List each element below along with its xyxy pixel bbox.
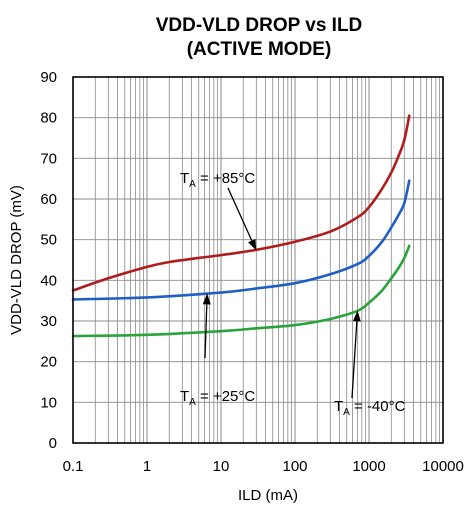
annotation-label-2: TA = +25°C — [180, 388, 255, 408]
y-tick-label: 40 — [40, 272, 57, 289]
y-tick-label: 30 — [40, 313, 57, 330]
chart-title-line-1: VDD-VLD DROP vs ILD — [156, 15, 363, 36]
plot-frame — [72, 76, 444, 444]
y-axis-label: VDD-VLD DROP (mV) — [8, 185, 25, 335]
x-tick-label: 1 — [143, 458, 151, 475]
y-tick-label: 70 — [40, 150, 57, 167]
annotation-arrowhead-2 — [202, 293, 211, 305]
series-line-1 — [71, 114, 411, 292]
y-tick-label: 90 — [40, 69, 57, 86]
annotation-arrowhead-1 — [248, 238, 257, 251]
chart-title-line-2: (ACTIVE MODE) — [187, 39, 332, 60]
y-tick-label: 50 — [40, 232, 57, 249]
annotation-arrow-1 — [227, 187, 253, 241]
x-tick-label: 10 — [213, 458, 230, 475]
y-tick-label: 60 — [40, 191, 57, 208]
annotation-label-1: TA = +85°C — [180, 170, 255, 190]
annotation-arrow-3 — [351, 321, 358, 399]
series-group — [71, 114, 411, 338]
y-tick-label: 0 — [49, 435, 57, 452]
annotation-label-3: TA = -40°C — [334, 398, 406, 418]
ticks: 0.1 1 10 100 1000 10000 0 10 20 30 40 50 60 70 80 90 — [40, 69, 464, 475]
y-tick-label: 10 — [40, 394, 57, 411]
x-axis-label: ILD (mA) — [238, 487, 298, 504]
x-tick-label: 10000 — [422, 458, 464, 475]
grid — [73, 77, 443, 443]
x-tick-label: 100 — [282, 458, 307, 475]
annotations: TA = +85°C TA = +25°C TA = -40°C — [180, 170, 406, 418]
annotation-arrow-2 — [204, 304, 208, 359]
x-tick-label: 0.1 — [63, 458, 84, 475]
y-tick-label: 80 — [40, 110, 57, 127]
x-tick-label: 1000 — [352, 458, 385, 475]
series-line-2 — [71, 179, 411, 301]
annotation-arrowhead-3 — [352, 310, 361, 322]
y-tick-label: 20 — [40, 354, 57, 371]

+++

## Task details
Rewrite these lines with "annotation-arrowhead" changed to "arrow-tip" throughout and everything else left as it is. Omit the picture from your version.

## Solution to this problem
List each element below along with its xyxy pixel bbox.
annotation-label-2: TA = +25°C — [180, 388, 255, 408]
y-tick-label: 40 — [40, 272, 57, 289]
y-tick-label: 30 — [40, 313, 57, 330]
chart-title-line-1: VDD-VLD DROP vs ILD — [156, 15, 363, 36]
plot-frame — [72, 76, 444, 444]
y-axis-label: VDD-VLD DROP (mV) — [8, 185, 25, 335]
x-tick-label: 1 — [143, 458, 151, 475]
y-tick-label: 70 — [40, 150, 57, 167]
arrow-tip-2 — [202, 293, 211, 305]
series-line-1 — [71, 114, 411, 292]
y-tick-label: 90 — [40, 69, 57, 86]
arrow-tip-1 — [248, 238, 257, 251]
chart-title-line-2: (ACTIVE MODE) — [187, 39, 332, 60]
y-tick-label: 50 — [40, 232, 57, 249]
annotation-arrow-1 — [227, 187, 253, 241]
x-tick-label: 10 — [213, 458, 230, 475]
y-tick-label: 60 — [40, 191, 57, 208]
annotation-label-1: TA = +85°C — [180, 170, 255, 190]
annotation-arrow-3 — [351, 321, 358, 399]
series-group — [71, 114, 411, 338]
y-tick-label: 0 — [49, 435, 57, 452]
annotation-label-3: TA = -40°C — [334, 398, 406, 418]
ticks: 0.1 1 10 100 1000 10000 0 10 20 30 40 50 60 70 80 90 — [40, 69, 464, 475]
y-tick-label: 10 — [40, 394, 57, 411]
x-axis-label: ILD (mA) — [238, 487, 298, 504]
x-tick-label: 10000 — [422, 458, 464, 475]
grid — [73, 77, 443, 443]
x-tick-label: 100 — [282, 458, 307, 475]
annotations: TA = +85°C TA = +25°C TA = -40°C — [180, 170, 406, 418]
annotation-arrow-2 — [204, 304, 208, 359]
x-tick-label: 0.1 — [63, 458, 84, 475]
y-tick-label: 80 — [40, 110, 57, 127]
x-tick-label: 1000 — [352, 458, 385, 475]
series-line-2 — [71, 179, 411, 301]
arrow-tip-3 — [352, 310, 361, 322]
y-tick-label: 20 — [40, 354, 57, 371]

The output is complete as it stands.